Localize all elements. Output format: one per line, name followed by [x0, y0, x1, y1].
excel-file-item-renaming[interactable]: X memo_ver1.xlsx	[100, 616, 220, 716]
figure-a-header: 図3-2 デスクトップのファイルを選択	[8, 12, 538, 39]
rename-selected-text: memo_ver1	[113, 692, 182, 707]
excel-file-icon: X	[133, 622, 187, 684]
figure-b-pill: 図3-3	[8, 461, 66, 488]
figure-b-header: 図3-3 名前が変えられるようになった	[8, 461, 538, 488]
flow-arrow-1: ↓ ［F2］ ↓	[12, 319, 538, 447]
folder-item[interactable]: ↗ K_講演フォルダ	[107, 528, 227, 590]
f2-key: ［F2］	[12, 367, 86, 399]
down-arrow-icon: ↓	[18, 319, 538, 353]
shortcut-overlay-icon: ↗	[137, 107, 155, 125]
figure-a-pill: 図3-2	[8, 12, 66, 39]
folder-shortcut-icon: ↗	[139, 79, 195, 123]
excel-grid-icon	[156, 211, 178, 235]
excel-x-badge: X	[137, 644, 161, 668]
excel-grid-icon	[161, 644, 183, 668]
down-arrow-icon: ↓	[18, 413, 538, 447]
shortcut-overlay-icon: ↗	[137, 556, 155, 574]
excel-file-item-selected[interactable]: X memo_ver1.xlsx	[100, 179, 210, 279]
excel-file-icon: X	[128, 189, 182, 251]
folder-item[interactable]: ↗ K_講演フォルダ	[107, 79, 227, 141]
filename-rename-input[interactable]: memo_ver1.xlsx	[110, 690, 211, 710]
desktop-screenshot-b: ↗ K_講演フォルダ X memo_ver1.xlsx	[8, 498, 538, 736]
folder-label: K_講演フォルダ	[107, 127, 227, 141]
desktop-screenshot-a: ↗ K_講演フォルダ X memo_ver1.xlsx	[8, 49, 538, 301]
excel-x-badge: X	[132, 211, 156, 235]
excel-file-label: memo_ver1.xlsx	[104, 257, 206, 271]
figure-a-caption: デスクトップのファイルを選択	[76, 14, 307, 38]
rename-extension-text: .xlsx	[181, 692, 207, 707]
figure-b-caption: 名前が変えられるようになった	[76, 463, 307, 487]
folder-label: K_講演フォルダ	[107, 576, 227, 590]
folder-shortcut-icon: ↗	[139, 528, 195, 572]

::::::

• [Brief]:
Count the lines above that contain the string "down", treating uppercase and lowercase as different. Reply with the number only.

• [Solution to this task]:
2